Problem:
All of the data should be repeated exactly; pictures are not part of the copy.

### Records ###

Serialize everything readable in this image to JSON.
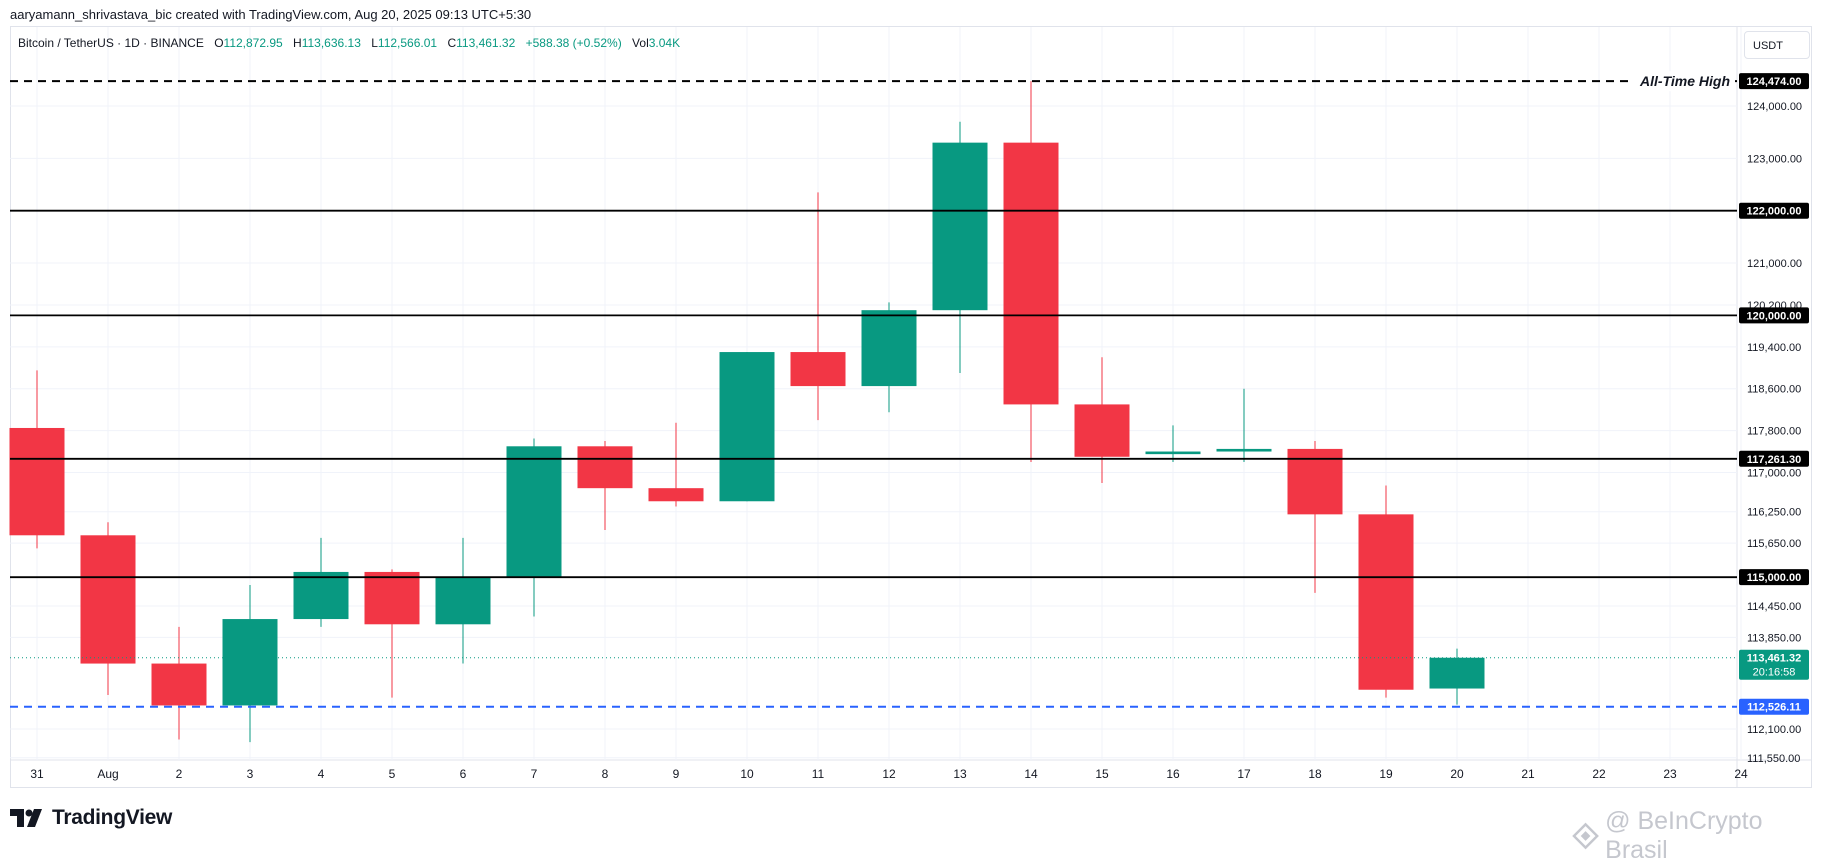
{
  "header": {
    "credit": "aaryamann_shrivastava_bic created with TradingView.com, Aug 20, 2025 09:13 UTC+5:30"
  },
  "legend": {
    "symbol": "Bitcoin / TetherUS · 1D · BINANCE",
    "o_label": "O",
    "o_value": "112,872.95",
    "h_label": "H",
    "h_value": "113,636.13",
    "l_label": "L",
    "l_value": "112,566.01",
    "c_label": "C",
    "c_value": "113,461.32",
    "change": "+588.38 (+0.52%)",
    "vol_label": "Vol",
    "vol_value": "3.04K"
  },
  "currency_button": "USDT",
  "footer": {
    "logo_text": "TradingView",
    "watermark": "@ BeInCrypto Brasil"
  },
  "colors": {
    "up": "#089981",
    "down": "#f23645",
    "level_line": "#000000",
    "support_line": "#2962ff",
    "grid": "#f0f3fa"
  },
  "chart_data": {
    "type": "candlestick",
    "x_labels": [
      "31",
      "Aug",
      "2",
      "3",
      "4",
      "5",
      "6",
      "7",
      "8",
      "9",
      "10",
      "11",
      "12",
      "13",
      "14",
      "15",
      "16",
      "17",
      "18",
      "19",
      "20",
      "21",
      "22",
      "23",
      "24"
    ],
    "y_tick_labels": [
      "124,000.00",
      "123,000.00",
      "121,000.00",
      "120,200.00",
      "119,400.00",
      "118,600.00",
      "117,800.00",
      "117,000.00",
      "116,250.00",
      "115,650.00",
      "114,450.00",
      "113,850.00",
      "112,100.00",
      "111,550.00"
    ],
    "ylim": [
      111500,
      124800
    ],
    "candles": [
      {
        "date": "Jul 31",
        "o": 117850,
        "h": 118950,
        "l": 115550,
        "c": 115800
      },
      {
        "date": "Aug 1",
        "o": 115800,
        "h": 116050,
        "l": 112750,
        "c": 113350
      },
      {
        "date": "Aug 2",
        "o": 113350,
        "h": 114050,
        "l": 111900,
        "c": 112550
      },
      {
        "date": "Aug 3",
        "o": 112550,
        "h": 114850,
        "l": 111850,
        "c": 114200
      },
      {
        "date": "Aug 4",
        "o": 114200,
        "h": 115750,
        "l": 114050,
        "c": 115100
      },
      {
        "date": "Aug 5",
        "o": 115100,
        "h": 115150,
        "l": 112700,
        "c": 114100
      },
      {
        "date": "Aug 6",
        "o": 114100,
        "h": 115750,
        "l": 113350,
        "c": 115000
      },
      {
        "date": "Aug 7",
        "o": 115000,
        "h": 117650,
        "l": 114250,
        "c": 117500
      },
      {
        "date": "Aug 8",
        "o": 117500,
        "h": 117600,
        "l": 115900,
        "c": 116700
      },
      {
        "date": "Aug 9",
        "o": 116700,
        "h": 117950,
        "l": 116350,
        "c": 116450
      },
      {
        "date": "Aug 10",
        "o": 116450,
        "h": 119300,
        "l": 116450,
        "c": 119300
      },
      {
        "date": "Aug 11",
        "o": 119300,
        "h": 122350,
        "l": 118000,
        "c": 118650
      },
      {
        "date": "Aug 12",
        "o": 118650,
        "h": 120250,
        "l": 118150,
        "c": 120100
      },
      {
        "date": "Aug 13",
        "o": 120100,
        "h": 123700,
        "l": 118900,
        "c": 123300
      },
      {
        "date": "Aug 14",
        "o": 123300,
        "h": 124474,
        "l": 117200,
        "c": 118300
      },
      {
        "date": "Aug 15",
        "o": 118300,
        "h": 119200,
        "l": 116800,
        "c": 117300
      },
      {
        "date": "Aug 16",
        "o": 117350,
        "h": 117900,
        "l": 117200,
        "c": 117400
      },
      {
        "date": "Aug 17",
        "o": 117400,
        "h": 118600,
        "l": 117200,
        "c": 117450
      },
      {
        "date": "Aug 18",
        "o": 117450,
        "h": 117600,
        "l": 114700,
        "c": 116200
      },
      {
        "date": "Aug 19",
        "o": 116200,
        "h": 116750,
        "l": 112700,
        "c": 112850
      },
      {
        "date": "Aug 20",
        "o": 112872.95,
        "h": 113636.13,
        "l": 112566.01,
        "c": 113461.32
      }
    ],
    "levels": [
      {
        "value": 124474,
        "label": "124,474.00",
        "style": "dashed",
        "color": "#000000",
        "annotation": "All-Time High"
      },
      {
        "value": 122000,
        "label": "122,000.00",
        "style": "solid",
        "color": "#000000"
      },
      {
        "value": 120000,
        "label": "120,000.00",
        "style": "solid",
        "color": "#000000"
      },
      {
        "value": 117261.3,
        "label": "117,261.30",
        "style": "solid",
        "color": "#000000"
      },
      {
        "value": 115000,
        "label": "115,000.00",
        "style": "solid",
        "color": "#000000"
      },
      {
        "value": 112526.11,
        "label": "112,526.11",
        "style": "dashed",
        "color": "#2962ff"
      }
    ],
    "last_price": {
      "value": 113461.32,
      "label": "113,461.32",
      "countdown": "20:16:58"
    },
    "grid": true
  }
}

###

Completed task:
Serialize everything readable in this image to JSON.
{
  "header": {
    "credit": "aaryamann_shrivastava_bic created with TradingView.com, Aug 20, 2025 09:13 UTC+5:30"
  },
  "legend": {
    "symbol": "Bitcoin / TetherUS · 1D · BINANCE",
    "o_label": "O",
    "o_value": "112,872.95",
    "h_label": "H",
    "h_value": "113,636.13",
    "l_label": "L",
    "l_value": "112,566.01",
    "c_label": "C",
    "c_value": "113,461.32",
    "change": "+588.38 (+0.52%)",
    "vol_label": "Vol",
    "vol_value": "3.04K"
  },
  "currency_button": "USDT",
  "footer": {
    "logo_text": "TradingView",
    "watermark": "@ BeInCrypto Brasil"
  },
  "colors": {
    "up": "#089981",
    "down": "#f23645",
    "level_line": "#000000",
    "support_line": "#2962ff",
    "grid": "#f0f3fa"
  },
  "chart_data": {
    "type": "candlestick",
    "x_labels": [
      "31",
      "Aug",
      "2",
      "3",
      "4",
      "5",
      "6",
      "7",
      "8",
      "9",
      "10",
      "11",
      "12",
      "13",
      "14",
      "15",
      "16",
      "17",
      "18",
      "19",
      "20",
      "21",
      "22",
      "23",
      "24"
    ],
    "y_tick_labels": [
      "124,000.00",
      "123,000.00",
      "121,000.00",
      "120,200.00",
      "119,400.00",
      "118,600.00",
      "117,800.00",
      "117,000.00",
      "116,250.00",
      "115,650.00",
      "114,450.00",
      "113,850.00",
      "112,100.00",
      "111,550.00"
    ],
    "ylim": [
      111500,
      124800
    ],
    "candles": [
      {
        "date": "Jul 31",
        "o": 117850,
        "h": 118950,
        "l": 115550,
        "c": 115800
      },
      {
        "date": "Aug 1",
        "o": 115800,
        "h": 116050,
        "l": 112750,
        "c": 113350
      },
      {
        "date": "Aug 2",
        "o": 113350,
        "h": 114050,
        "l": 111900,
        "c": 112550
      },
      {
        "date": "Aug 3",
        "o": 112550,
        "h": 114850,
        "l": 111850,
        "c": 114200
      },
      {
        "date": "Aug 4",
        "o": 114200,
        "h": 115750,
        "l": 114050,
        "c": 115100
      },
      {
        "date": "Aug 5",
        "o": 115100,
        "h": 115150,
        "l": 112700,
        "c": 114100
      },
      {
        "date": "Aug 6",
        "o": 114100,
        "h": 115750,
        "l": 113350,
        "c": 115000
      },
      {
        "date": "Aug 7",
        "o": 115000,
        "h": 117650,
        "l": 114250,
        "c": 117500
      },
      {
        "date": "Aug 8",
        "o": 117500,
        "h": 117600,
        "l": 115900,
        "c": 116700
      },
      {
        "date": "Aug 9",
        "o": 116700,
        "h": 117950,
        "l": 116350,
        "c": 116450
      },
      {
        "date": "Aug 10",
        "o": 116450,
        "h": 119300,
        "l": 116450,
        "c": 119300
      },
      {
        "date": "Aug 11",
        "o": 119300,
        "h": 122350,
        "l": 118000,
        "c": 118650
      },
      {
        "date": "Aug 12",
        "o": 118650,
        "h": 120250,
        "l": 118150,
        "c": 120100
      },
      {
        "date": "Aug 13",
        "o": 120100,
        "h": 123700,
        "l": 118900,
        "c": 123300
      },
      {
        "date": "Aug 14",
        "o": 123300,
        "h": 124474,
        "l": 117200,
        "c": 118300
      },
      {
        "date": "Aug 15",
        "o": 118300,
        "h": 119200,
        "l": 116800,
        "c": 117300
      },
      {
        "date": "Aug 16",
        "o": 117350,
        "h": 117900,
        "l": 117200,
        "c": 117400
      },
      {
        "date": "Aug 17",
        "o": 117400,
        "h": 118600,
        "l": 117200,
        "c": 117450
      },
      {
        "date": "Aug 18",
        "o": 117450,
        "h": 117600,
        "l": 114700,
        "c": 116200
      },
      {
        "date": "Aug 19",
        "o": 116200,
        "h": 116750,
        "l": 112700,
        "c": 112850
      },
      {
        "date": "Aug 20",
        "o": 112872.95,
        "h": 113636.13,
        "l": 112566.01,
        "c": 113461.32
      }
    ],
    "levels": [
      {
        "value": 124474,
        "label": "124,474.00",
        "style": "dashed",
        "color": "#000000",
        "annotation": "All-Time High"
      },
      {
        "value": 122000,
        "label": "122,000.00",
        "style": "solid",
        "color": "#000000"
      },
      {
        "value": 120000,
        "label": "120,000.00",
        "style": "solid",
        "color": "#000000"
      },
      {
        "value": 117261.3,
        "label": "117,261.30",
        "style": "solid",
        "color": "#000000"
      },
      {
        "value": 115000,
        "label": "115,000.00",
        "style": "solid",
        "color": "#000000"
      },
      {
        "value": 112526.11,
        "label": "112,526.11",
        "style": "dashed",
        "color": "#2962ff"
      }
    ],
    "last_price": {
      "value": 113461.32,
      "label": "113,461.32",
      "countdown": "20:16:58"
    },
    "grid": true
  }
}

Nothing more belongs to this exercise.